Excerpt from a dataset
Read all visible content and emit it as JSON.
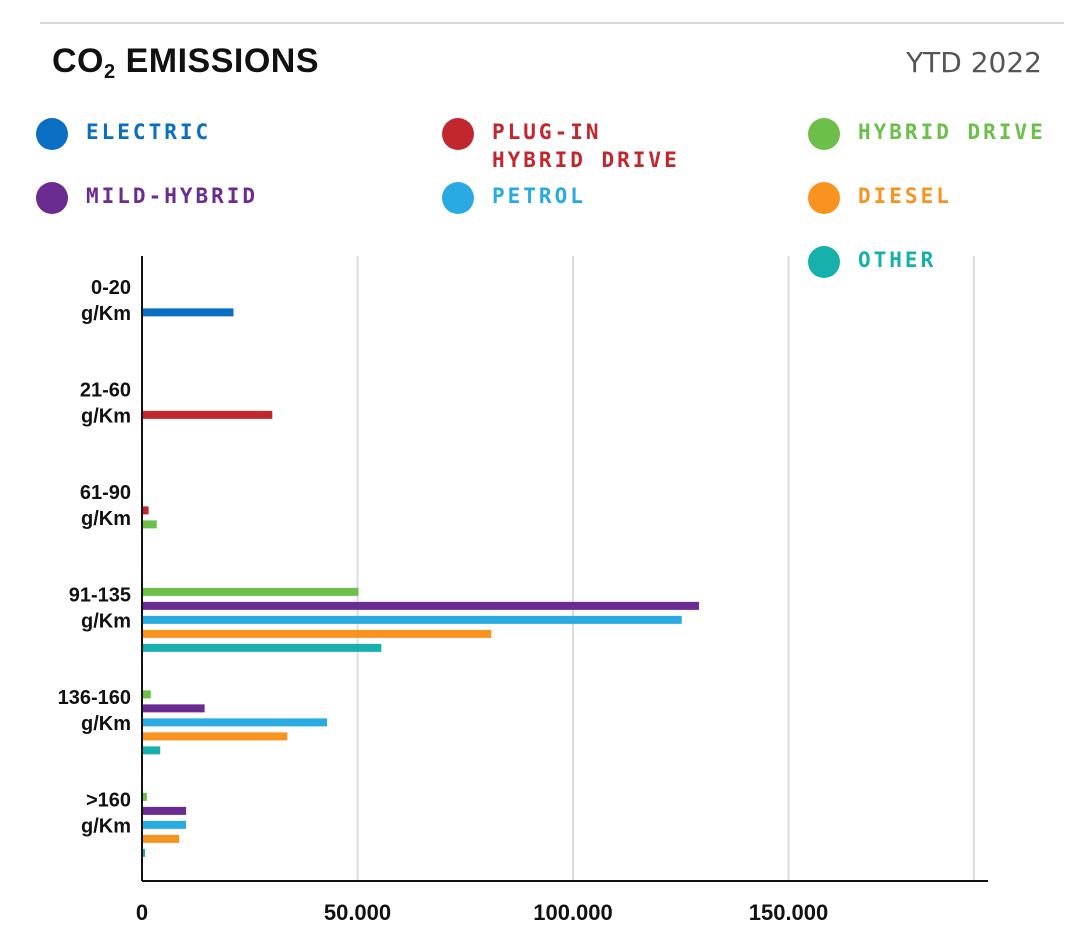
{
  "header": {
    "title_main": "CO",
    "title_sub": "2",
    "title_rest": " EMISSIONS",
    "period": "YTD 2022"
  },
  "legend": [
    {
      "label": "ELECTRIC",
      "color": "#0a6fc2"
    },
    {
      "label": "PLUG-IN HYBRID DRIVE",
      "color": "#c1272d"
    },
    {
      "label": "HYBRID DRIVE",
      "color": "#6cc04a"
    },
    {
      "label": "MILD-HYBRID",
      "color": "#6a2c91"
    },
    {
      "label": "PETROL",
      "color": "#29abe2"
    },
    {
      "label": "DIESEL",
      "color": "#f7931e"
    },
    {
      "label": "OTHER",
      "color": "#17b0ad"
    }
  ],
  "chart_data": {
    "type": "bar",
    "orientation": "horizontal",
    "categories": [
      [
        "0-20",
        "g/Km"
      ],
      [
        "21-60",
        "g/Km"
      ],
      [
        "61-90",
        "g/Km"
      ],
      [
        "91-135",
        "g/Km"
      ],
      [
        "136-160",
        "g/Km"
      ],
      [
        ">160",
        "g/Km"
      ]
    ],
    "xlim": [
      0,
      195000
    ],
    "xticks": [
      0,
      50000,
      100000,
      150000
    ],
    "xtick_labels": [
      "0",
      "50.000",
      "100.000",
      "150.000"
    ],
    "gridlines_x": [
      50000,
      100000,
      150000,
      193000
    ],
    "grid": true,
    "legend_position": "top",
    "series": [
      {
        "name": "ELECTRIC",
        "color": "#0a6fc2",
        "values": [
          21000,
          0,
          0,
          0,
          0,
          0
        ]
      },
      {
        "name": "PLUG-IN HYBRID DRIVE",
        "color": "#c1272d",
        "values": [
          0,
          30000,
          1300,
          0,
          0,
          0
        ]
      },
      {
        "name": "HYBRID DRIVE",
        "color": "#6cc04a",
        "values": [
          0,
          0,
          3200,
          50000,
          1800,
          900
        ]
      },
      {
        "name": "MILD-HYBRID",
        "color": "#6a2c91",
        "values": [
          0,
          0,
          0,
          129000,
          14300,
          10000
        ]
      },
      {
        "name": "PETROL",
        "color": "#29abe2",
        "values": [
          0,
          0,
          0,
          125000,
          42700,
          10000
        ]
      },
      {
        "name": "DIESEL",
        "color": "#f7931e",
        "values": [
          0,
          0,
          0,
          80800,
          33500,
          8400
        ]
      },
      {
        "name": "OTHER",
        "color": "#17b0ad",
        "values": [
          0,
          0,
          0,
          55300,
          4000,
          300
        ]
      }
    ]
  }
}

--

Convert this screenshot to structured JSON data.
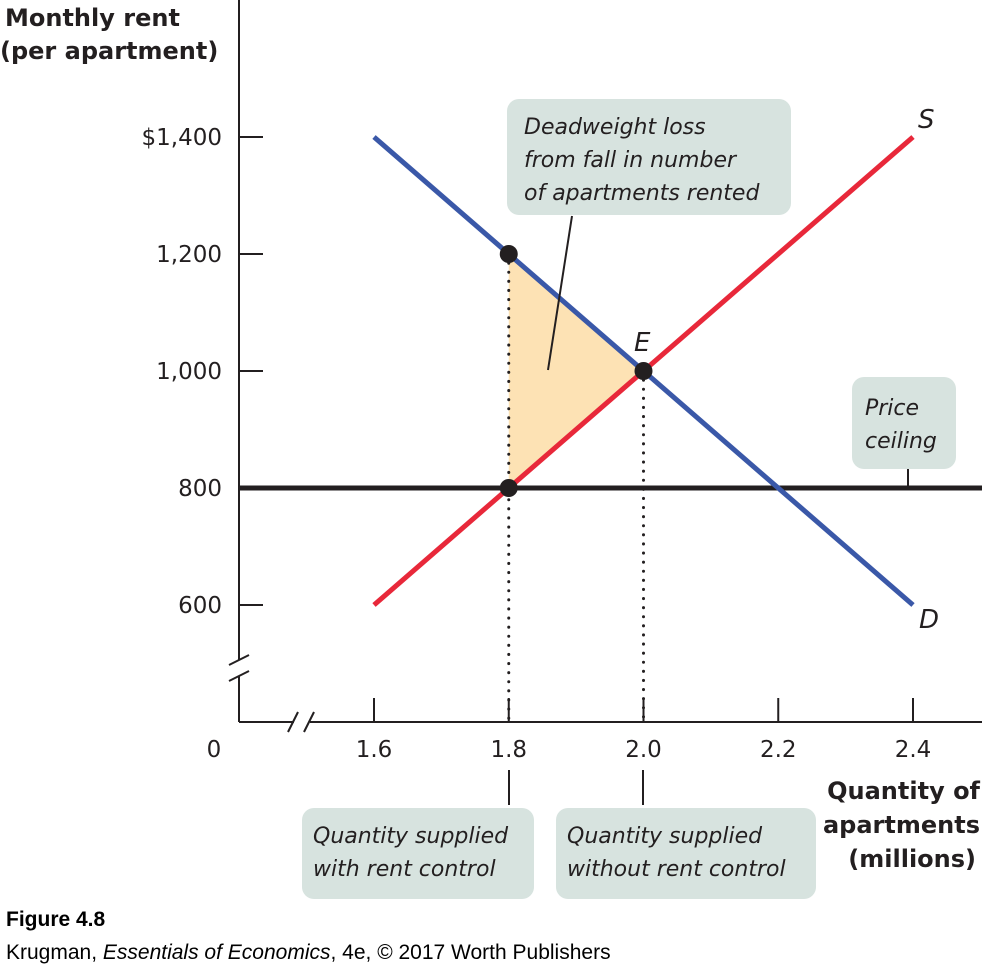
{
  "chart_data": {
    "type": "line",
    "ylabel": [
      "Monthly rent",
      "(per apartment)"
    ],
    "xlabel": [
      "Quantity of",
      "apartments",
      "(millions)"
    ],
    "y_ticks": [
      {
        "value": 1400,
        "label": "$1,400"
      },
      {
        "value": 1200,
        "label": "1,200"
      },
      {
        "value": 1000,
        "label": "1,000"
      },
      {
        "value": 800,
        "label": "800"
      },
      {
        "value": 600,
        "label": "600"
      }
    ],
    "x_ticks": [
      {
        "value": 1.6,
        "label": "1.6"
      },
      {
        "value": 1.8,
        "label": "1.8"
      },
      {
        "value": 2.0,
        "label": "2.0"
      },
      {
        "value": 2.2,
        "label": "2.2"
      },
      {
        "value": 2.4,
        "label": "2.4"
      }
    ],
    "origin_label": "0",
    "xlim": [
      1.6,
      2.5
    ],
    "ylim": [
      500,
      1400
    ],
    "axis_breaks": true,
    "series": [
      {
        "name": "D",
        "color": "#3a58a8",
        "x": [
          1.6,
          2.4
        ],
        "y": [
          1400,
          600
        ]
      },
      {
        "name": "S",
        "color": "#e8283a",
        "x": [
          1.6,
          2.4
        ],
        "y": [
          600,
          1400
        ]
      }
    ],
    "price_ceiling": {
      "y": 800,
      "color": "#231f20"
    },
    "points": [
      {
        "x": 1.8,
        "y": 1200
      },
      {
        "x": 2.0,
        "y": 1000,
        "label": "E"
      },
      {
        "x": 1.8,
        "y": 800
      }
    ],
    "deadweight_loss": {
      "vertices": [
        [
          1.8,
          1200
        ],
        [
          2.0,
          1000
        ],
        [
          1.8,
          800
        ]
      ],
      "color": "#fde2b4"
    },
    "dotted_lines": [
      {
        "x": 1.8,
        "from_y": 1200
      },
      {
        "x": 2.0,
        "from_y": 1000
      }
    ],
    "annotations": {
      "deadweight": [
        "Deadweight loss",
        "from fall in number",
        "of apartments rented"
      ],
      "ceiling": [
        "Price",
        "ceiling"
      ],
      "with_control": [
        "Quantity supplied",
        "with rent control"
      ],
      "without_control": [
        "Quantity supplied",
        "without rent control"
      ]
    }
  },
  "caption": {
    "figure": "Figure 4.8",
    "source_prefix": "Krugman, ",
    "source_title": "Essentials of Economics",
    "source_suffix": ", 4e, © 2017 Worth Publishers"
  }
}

--

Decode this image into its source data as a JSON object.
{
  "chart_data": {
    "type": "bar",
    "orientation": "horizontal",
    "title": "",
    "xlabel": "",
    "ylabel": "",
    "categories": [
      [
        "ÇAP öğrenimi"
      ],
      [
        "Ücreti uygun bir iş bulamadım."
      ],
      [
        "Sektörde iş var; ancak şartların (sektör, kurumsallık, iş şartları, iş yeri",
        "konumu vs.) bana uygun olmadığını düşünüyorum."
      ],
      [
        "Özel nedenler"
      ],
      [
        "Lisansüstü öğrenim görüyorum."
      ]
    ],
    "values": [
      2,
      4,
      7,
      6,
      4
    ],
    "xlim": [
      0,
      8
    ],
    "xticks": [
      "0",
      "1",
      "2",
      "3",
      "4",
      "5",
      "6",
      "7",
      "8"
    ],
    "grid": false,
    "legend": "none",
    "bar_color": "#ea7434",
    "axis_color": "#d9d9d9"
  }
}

**CHALLENGE:** Which lines hold the word "DRIVE"? Copy all of them.

**EXERCISE ANSWER:**
      "label": "PLUG-IN HYBRID DRIVE",
      "label": "HYBRID DRIVE",
        "name": "PLUG-IN HYBRID DRIVE",
        "name": "HYBRID DRIVE",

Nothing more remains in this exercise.